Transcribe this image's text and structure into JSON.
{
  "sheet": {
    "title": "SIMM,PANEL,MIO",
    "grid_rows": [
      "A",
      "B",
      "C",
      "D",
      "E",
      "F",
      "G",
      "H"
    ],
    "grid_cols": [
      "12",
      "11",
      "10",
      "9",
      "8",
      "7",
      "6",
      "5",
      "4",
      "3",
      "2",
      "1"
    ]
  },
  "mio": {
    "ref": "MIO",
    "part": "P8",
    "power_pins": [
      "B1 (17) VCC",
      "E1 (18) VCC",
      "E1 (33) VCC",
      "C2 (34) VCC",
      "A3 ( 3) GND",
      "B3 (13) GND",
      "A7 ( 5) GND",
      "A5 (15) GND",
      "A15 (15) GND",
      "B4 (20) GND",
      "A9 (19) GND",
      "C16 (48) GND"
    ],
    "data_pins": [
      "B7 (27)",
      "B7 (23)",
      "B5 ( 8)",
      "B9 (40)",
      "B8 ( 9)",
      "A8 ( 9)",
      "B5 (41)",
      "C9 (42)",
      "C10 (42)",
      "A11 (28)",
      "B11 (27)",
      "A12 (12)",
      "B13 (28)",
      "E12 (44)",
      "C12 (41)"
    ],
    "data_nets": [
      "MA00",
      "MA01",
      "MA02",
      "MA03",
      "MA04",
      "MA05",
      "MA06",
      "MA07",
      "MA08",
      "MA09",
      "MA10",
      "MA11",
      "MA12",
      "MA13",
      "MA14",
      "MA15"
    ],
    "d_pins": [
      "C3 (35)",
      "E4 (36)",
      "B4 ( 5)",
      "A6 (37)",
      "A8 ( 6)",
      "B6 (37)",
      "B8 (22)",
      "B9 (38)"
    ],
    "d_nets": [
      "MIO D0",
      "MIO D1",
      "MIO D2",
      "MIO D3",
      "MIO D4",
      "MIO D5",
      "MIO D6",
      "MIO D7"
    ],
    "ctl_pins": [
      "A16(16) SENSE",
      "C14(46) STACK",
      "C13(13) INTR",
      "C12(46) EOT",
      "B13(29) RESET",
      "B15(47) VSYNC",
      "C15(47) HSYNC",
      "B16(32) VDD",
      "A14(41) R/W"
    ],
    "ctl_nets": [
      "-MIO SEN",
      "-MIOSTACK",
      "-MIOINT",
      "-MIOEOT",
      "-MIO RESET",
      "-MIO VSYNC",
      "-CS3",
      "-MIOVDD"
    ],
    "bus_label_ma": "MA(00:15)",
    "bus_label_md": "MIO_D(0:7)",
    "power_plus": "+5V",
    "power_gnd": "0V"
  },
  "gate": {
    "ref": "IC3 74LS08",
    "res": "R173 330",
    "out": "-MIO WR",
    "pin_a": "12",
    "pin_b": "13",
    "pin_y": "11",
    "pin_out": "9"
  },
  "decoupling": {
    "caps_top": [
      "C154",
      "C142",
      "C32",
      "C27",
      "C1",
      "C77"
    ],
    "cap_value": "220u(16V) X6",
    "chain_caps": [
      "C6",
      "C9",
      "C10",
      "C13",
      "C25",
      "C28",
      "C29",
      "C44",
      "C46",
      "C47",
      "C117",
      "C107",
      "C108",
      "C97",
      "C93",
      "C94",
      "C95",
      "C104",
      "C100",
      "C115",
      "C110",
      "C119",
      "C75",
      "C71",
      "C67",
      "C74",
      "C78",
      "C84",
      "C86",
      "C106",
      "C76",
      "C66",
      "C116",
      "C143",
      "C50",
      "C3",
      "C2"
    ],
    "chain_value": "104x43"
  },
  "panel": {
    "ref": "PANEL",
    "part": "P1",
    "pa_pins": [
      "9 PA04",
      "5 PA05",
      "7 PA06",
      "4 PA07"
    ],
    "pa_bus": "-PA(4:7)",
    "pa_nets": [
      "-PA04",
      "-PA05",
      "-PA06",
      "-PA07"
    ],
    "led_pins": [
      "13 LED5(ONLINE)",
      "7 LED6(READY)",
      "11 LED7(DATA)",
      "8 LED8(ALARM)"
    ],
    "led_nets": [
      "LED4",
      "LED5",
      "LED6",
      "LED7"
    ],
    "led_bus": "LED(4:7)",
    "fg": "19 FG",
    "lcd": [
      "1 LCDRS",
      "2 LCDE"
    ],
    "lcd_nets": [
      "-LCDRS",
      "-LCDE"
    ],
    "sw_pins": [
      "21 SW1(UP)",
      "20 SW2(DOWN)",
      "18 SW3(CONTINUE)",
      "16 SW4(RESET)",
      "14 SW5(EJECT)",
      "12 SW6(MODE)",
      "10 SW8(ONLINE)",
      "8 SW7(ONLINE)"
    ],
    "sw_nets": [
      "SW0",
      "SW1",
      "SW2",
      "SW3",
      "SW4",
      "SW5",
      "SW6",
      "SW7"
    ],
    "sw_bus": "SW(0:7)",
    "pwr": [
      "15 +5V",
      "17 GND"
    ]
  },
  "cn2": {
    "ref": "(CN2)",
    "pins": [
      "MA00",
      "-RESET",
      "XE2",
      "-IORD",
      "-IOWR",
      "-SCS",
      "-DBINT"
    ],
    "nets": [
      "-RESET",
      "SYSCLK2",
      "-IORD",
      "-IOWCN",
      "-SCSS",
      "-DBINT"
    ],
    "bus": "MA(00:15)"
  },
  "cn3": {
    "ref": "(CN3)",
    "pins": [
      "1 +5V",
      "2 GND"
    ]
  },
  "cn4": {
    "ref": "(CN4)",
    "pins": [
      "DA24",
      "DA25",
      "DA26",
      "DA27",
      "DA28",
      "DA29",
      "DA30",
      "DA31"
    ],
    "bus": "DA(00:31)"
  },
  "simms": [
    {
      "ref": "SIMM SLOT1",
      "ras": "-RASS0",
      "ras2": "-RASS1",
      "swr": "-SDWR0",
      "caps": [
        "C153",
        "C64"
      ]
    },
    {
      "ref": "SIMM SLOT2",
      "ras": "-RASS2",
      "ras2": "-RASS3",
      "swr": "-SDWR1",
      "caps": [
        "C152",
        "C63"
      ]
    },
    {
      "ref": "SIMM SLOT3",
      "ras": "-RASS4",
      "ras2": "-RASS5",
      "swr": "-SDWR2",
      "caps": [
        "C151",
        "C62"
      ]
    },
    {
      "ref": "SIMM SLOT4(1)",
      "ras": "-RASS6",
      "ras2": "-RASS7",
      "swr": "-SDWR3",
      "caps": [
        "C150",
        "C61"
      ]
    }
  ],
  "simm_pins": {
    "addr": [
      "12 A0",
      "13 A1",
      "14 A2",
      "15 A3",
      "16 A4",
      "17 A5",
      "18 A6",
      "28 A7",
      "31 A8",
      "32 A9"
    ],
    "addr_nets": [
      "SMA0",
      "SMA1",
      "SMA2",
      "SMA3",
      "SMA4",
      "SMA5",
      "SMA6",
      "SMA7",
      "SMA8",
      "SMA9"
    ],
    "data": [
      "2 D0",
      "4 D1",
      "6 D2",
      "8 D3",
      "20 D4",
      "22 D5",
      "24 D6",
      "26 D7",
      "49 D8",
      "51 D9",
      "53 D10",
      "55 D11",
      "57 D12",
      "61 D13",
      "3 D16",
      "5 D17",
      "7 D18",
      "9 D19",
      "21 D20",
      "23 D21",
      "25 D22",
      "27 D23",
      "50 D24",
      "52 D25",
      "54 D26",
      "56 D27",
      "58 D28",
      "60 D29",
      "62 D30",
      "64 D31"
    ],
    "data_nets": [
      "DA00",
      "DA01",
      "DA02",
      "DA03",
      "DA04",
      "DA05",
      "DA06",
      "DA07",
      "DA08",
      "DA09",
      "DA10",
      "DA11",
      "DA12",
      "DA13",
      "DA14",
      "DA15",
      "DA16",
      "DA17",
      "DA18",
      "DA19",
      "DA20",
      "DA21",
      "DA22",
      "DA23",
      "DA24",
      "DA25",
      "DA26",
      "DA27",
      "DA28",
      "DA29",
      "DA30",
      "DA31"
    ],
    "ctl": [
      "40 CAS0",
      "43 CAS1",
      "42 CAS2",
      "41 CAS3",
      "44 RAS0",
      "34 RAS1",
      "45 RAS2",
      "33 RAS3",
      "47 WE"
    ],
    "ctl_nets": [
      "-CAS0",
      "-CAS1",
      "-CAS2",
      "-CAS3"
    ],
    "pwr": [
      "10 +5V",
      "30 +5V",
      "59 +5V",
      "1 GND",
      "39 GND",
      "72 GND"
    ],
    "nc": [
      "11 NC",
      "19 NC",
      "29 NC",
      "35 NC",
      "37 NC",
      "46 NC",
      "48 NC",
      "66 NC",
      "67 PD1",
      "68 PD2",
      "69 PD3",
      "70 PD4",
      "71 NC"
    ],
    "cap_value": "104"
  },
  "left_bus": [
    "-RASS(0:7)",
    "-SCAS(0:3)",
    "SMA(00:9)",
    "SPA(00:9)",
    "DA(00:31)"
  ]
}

*-*-*

Written instruction: Among the lines above, determine how many hold the word "RESET"; report the figure alone.

Written answer: 5